Output the records. Match them exactly.

Begin DATA TO PROCESS

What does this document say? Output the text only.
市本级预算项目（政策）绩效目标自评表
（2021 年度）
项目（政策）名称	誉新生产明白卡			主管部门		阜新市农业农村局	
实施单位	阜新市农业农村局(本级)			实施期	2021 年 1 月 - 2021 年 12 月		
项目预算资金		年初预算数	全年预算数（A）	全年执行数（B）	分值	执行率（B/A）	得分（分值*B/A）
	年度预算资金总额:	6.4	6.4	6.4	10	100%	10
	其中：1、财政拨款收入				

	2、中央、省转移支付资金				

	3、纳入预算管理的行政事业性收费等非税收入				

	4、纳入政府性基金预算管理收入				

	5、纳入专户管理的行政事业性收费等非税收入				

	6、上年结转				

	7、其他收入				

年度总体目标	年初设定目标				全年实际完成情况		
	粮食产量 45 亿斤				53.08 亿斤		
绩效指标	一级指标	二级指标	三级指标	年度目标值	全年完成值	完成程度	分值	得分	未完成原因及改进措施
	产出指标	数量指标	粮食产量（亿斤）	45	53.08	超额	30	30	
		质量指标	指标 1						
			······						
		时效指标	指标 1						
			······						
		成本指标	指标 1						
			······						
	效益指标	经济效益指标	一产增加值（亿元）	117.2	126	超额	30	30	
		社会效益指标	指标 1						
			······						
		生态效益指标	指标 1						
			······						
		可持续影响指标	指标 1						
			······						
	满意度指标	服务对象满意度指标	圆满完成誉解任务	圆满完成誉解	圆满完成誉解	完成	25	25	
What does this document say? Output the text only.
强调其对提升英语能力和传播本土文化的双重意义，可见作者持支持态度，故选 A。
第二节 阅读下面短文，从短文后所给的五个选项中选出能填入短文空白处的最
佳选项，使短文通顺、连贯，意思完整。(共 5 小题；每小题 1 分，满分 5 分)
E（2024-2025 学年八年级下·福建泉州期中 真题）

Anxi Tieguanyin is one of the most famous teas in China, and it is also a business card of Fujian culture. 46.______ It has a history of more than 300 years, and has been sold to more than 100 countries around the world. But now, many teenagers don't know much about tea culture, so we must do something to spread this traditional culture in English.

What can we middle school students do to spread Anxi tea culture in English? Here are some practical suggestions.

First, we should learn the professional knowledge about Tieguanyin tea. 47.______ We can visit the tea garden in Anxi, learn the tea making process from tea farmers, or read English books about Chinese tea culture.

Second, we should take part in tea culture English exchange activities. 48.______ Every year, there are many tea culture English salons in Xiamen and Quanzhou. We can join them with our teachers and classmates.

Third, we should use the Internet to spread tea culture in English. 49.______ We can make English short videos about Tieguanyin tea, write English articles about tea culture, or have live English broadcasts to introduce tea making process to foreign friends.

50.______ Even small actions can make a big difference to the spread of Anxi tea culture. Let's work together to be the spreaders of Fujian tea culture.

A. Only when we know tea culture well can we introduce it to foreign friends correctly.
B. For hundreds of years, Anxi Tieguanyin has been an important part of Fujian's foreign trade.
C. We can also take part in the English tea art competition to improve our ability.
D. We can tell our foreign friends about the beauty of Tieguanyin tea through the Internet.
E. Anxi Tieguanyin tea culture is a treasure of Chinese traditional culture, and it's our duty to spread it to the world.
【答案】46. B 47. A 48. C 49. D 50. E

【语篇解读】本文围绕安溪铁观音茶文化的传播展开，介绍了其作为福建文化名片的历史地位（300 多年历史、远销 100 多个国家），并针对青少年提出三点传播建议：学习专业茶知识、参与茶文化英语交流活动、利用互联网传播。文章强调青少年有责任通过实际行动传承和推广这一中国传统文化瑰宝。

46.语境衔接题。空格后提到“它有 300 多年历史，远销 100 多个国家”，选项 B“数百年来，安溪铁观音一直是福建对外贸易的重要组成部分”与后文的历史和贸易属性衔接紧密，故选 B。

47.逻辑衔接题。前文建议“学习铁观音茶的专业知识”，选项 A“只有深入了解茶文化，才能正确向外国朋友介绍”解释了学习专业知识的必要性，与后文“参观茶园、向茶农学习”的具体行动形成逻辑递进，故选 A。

End DATA TO PROCESS

SOLVED EXERCISE ::
What does this document say? Output the text only.
市本级预算项目（政策）绩效目标自评表
（2021 年度）
项目（政策）名称	誉新生产明白卡			主管部门		阜新市农业农村局	
实施单位	阜新市农业农村局(本级)			实施期	2021 年 1 月 - 2021 年 12 月		
项目预算资金		年初预算数	全年预算数（A）	全年执行数（B）	分值	执行率（B/A）	得分（分值*B/A）
	年度预算资金总额:	6.4	6.4	6.4	10	100%	10
	其中：1、财政拨款收入				

	2、中央、省转移支付资金				

	3、纳入预算管理的行政事业性收费等非税收入				

	4、纳入政府性基金预算管理收入				

	5、纳入专户管理的行政事业性收费等非税收入				

	6、上年结转				

	7、其他收入				

年度总体目标	年初设定目标				全年实际完成情况		
	粮食产量 45 亿斤				53.08 亿斤		
绩效指标	一级指标	二级指标	三级指标	年度目标值	全年完成值	完成程度	分值	得分	未完成原因及改进措施
	产出指标	数量指标	粮食产量（亿斤）	45	53.08	超额	30	30	
		质量指标	指标 1						
			······						
		时效指标	指标 1						
			······						
		成本指标	指标 1						
			······						
	效益指标	经济效益指标	一产增加值（亿元）	117.2	126	超额	30	30	
		社会效益指标	指标 1						
			······						
		生态效益指标	指标 1						
			······						
		可持续影响指标	指标 1						
			······						
	满意度指标	服务对象满意度指标	圆满完成誉解任务	圆满完成誉解	圆满完成誉解	完成	25	25	
What does this document say? Output the text only.
强调其对提升英语能力和传播本土文化的双重意义，可见作者持支持态度，故选 A。
第二节 阅读下面短文，从短文后所给的五个选项中选出能填入短文空白处的最
佳选项，使短文通顺、连贯，意思完整。(共 5 小题；每小题 1 分，满分 5 分)
E（2024-2025 学年八年级下·福建泉州期中 真题）

Anxi Tieguanyin is one of the most famous teas in China, and it is also a business card of Fujian culture. 46.______ It has a history of more than 300 years, and has been sold to more than 100 countries around the world. But now, many teenagers don't know much about tea culture, so we must do something to spread this traditional culture in English.

What can we middle school students do to spread Anxi tea culture in English? Here are some practical suggestions.

First, we should learn the professional knowledge about Tieguanyin tea. 47.______ We can visit the tea garden in Anxi, learn the tea making process from tea farmers, or read English books about Chinese tea culture.

Second, we should take part in tea culture English exchange activities. 48.______ Every year, there are many tea culture English salons in Xiamen and Quanzhou. We can join them with our teachers and classmates.

Third, we should use the Internet to spread tea culture in English. 49.______ We can make English short videos about Tieguanyin tea, write English articles about tea culture, or have live English broadcasts to introduce tea making process to foreign friends.

50.______ Even small actions can make a big difference to the spread of Anxi tea culture. Let's work together to be the spreaders of Fujian tea culture.

A. Only when we know tea culture well can we introduce it to foreign friends correctly.
B. For hundreds of years, Anxi Tieguanyin has been an important part of Fujian's foreign trade.
C. We can also take part in the English tea art competition to improve our ability.
D. We can tell our foreign friends about the beauty of Tieguanyin tea through the Internet.
E. Anxi Tieguanyin tea culture is a treasure of Chinese traditional culture, and it's our duty to spread it to the world.
【答案】46. B 47. A 48. C 49. D 50. E

【语篇解读】本文围绕安溪铁观音茶文化的传播展开，介绍了其作为福建文化名片的历史地位（300 多年历史、远销 100 多个国家），并针对青少年提出三点传播建议：学习专业茶知识、参与茶文化英语交流活动、利用互联网传播。文章强调青少年有责任通过实际行动传承和推广这一中国传统文化瑰宝。

46.语境衔接题。空格后提到“它有 300 多年历史，远销 100 多个国家”，选项 B“数百年来，安溪铁观音一直是福建对外贸易的重要组成部分”与后文的历史和贸易属性衔接紧密，故选 B。

47.逻辑衔接题。前文建议“学习铁观音茶的专业知识”，选项 A“只有深入了解茶文化，才能正确向外国朋友介绍”解释了学习专业知识的必要性，与后文“参观茶园、向茶农学习”的具体行动形成逻辑递进，故选 A。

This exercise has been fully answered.